### Record extracts ###
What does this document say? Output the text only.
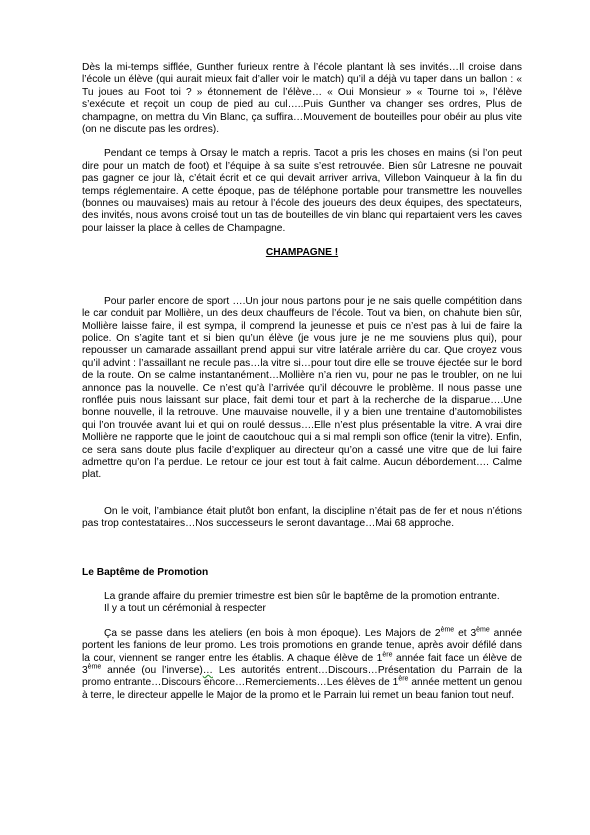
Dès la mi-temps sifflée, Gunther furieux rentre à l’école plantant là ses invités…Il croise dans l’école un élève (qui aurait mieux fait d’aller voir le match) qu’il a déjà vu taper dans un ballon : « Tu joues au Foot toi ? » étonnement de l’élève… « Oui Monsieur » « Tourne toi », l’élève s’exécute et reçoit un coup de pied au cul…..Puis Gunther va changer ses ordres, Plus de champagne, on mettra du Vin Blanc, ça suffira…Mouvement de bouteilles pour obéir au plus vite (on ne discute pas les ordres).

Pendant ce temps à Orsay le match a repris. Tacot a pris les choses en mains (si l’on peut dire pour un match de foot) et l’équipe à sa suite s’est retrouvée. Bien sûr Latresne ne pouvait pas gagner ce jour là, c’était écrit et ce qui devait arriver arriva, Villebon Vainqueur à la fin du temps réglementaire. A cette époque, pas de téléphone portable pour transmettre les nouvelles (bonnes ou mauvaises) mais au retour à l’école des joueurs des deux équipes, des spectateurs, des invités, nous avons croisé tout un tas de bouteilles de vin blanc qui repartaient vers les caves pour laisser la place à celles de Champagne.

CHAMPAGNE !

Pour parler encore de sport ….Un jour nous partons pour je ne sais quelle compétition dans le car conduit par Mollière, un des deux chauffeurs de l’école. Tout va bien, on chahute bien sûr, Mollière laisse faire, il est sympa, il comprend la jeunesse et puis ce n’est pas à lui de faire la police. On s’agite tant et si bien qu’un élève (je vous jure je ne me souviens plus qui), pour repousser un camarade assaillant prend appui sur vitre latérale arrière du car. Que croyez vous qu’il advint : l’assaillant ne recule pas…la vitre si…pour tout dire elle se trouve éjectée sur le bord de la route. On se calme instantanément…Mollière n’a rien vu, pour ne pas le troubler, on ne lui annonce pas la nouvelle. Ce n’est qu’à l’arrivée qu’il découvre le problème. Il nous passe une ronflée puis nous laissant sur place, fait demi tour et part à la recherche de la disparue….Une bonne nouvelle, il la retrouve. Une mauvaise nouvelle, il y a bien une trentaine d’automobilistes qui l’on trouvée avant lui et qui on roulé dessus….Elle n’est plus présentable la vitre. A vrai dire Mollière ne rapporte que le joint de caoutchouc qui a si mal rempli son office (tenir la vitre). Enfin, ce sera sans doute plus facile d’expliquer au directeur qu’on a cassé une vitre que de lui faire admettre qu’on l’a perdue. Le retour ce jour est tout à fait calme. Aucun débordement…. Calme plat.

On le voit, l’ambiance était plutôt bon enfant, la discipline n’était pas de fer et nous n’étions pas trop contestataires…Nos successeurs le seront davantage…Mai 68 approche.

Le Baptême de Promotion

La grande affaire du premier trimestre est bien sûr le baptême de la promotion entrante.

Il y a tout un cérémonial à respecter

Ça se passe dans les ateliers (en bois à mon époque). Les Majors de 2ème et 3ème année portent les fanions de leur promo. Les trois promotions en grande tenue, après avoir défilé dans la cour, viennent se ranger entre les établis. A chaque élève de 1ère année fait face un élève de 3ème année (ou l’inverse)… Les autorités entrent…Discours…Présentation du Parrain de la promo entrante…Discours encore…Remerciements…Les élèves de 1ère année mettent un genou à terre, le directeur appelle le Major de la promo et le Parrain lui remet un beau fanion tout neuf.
###
### Record extracts ###
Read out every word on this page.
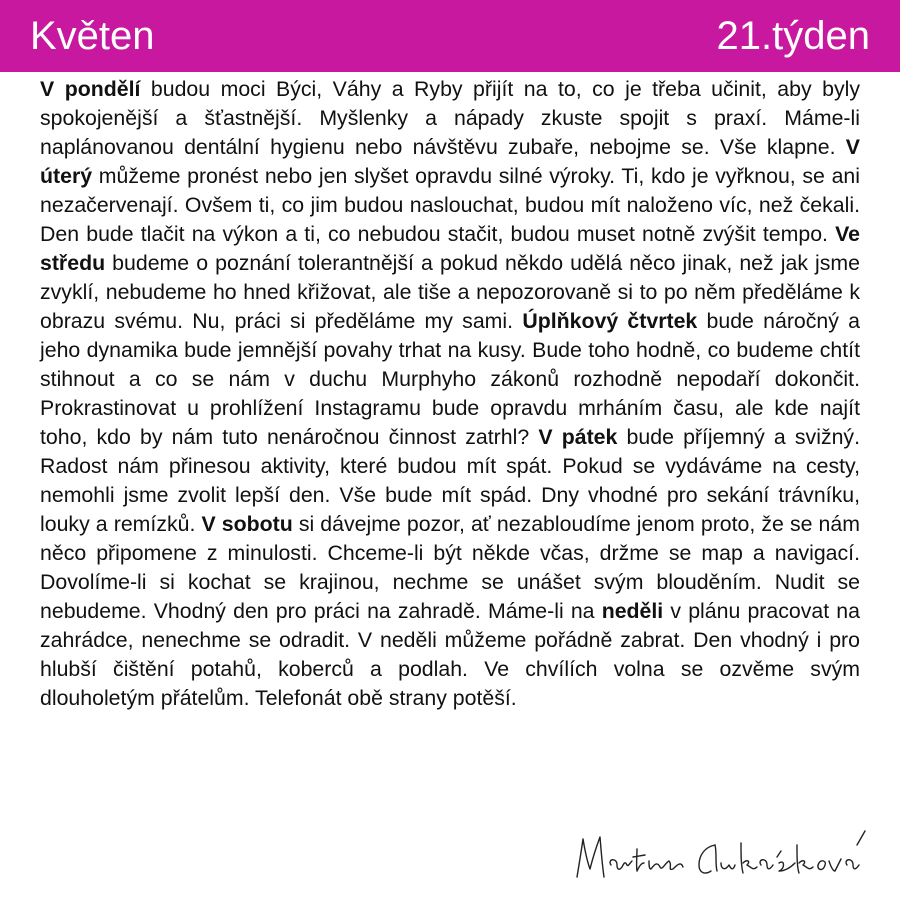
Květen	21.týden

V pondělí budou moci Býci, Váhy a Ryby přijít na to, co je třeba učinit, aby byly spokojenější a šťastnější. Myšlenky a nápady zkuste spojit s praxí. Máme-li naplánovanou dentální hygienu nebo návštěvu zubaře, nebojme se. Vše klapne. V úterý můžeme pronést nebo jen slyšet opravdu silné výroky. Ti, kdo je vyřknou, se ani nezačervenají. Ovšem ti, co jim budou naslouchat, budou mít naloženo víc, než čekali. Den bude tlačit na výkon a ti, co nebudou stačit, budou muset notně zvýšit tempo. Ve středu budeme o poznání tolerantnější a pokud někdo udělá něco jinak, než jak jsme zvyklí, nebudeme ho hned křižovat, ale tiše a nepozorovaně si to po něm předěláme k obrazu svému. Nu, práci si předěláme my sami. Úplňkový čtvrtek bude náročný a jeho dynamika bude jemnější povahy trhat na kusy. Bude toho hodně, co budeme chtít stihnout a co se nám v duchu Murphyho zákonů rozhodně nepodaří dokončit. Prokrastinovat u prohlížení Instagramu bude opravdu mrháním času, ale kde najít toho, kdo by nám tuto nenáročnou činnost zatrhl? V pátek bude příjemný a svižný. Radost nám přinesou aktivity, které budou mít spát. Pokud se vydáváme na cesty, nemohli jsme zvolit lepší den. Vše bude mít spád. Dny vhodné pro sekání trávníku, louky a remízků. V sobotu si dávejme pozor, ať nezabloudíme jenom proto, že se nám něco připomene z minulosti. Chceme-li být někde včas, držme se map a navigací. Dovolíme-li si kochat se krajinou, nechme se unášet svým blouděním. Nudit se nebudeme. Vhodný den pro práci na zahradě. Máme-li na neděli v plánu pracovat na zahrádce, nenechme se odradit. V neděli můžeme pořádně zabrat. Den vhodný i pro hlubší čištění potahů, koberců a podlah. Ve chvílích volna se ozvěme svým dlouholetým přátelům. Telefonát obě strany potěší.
###
### Record extracts ###
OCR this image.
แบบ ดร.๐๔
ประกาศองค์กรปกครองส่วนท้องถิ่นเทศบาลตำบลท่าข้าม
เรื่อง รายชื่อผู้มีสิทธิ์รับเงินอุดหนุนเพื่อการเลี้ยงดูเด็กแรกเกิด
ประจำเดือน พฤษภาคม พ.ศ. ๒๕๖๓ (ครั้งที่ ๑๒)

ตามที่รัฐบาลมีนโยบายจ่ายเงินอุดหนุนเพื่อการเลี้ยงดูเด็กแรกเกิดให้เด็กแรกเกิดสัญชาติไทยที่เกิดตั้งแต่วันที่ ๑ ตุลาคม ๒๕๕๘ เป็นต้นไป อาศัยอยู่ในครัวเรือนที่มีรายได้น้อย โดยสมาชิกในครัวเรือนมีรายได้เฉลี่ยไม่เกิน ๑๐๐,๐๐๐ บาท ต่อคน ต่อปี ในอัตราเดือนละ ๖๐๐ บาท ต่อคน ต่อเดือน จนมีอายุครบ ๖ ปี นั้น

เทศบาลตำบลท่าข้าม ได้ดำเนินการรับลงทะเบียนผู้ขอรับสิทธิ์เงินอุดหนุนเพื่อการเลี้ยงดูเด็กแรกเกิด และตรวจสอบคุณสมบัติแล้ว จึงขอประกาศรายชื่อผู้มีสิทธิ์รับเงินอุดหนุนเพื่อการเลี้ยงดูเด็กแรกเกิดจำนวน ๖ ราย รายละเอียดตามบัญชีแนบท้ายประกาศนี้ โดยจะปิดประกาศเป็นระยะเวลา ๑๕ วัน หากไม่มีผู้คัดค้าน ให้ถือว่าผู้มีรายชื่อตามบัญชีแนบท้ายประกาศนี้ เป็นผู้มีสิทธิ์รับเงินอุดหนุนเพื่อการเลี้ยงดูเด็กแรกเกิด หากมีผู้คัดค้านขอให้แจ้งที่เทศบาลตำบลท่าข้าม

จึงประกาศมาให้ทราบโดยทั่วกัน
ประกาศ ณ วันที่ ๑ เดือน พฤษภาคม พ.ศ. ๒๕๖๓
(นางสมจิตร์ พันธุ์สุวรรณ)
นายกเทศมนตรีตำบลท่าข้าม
###
**What this task involves**: List every line from the entries above in which "อการเล" appears.

**Full response**:
เรื่อง รายชื่อผู้มีสิทธิ์รับเงินอุดหนุนเพื่อการเลี้ยงดูเด็กแรกเกิด
ตามที่รัฐบาลมีนโยบายจ่ายเงินอุดหนุนเพื่อการเลี้ยงดูเด็กแรกเกิดให้เด็กแรกเกิดสัญชาติไทยที่เกิดตั้งแต่วันที่ ๑ ตุลาคม ๒๕๕๘ เป็นต้นไป อาศัยอยู่ในครัวเรือนที่มีรายได้น้อย โดยสมาชิกในครัวเรือนมีรายได้เฉลี่ยไม่เกิน ๑๐๐,๐๐๐ บาท ต่อคน ต่อปี ในอัตราเดือนละ ๖๐๐ บาท ต่อคน ต่อเดือน จนมีอายุครบ ๖ ปี นั้น
เทศบาลตำบลท่าข้าม ได้ดำเนินการรับลงทะเบียนผู้ขอรับสิทธิ์เงินอุดหนุนเพื่อการเลี้ยงดูเด็กแรกเกิด และตรวจสอบคุณสมบัติแล้ว จึงขอประกาศรายชื่อผู้มีสิทธิ์รับเงินอุดหนุนเพื่อการเลี้ยงดูเด็กแรกเกิดจำนวน ๖ ราย รายละเอียดตามบัญชีแนบท้ายประกาศนี้ โดยจะปิดประกาศเป็นระยะเวลา ๑๕ วัน หากไม่มีผู้คัดค้าน ให้ถือว่าผู้มีรายชื่อตามบัญชีแนบท้ายประกาศนี้ เป็นผู้มีสิทธิ์รับเงินอุดหนุนเพื่อการเลี้ยงดูเด็กแรกเกิด หากมีผู้คัดค้านขอให้แจ้งที่เทศบาลตำบลท่าข้าม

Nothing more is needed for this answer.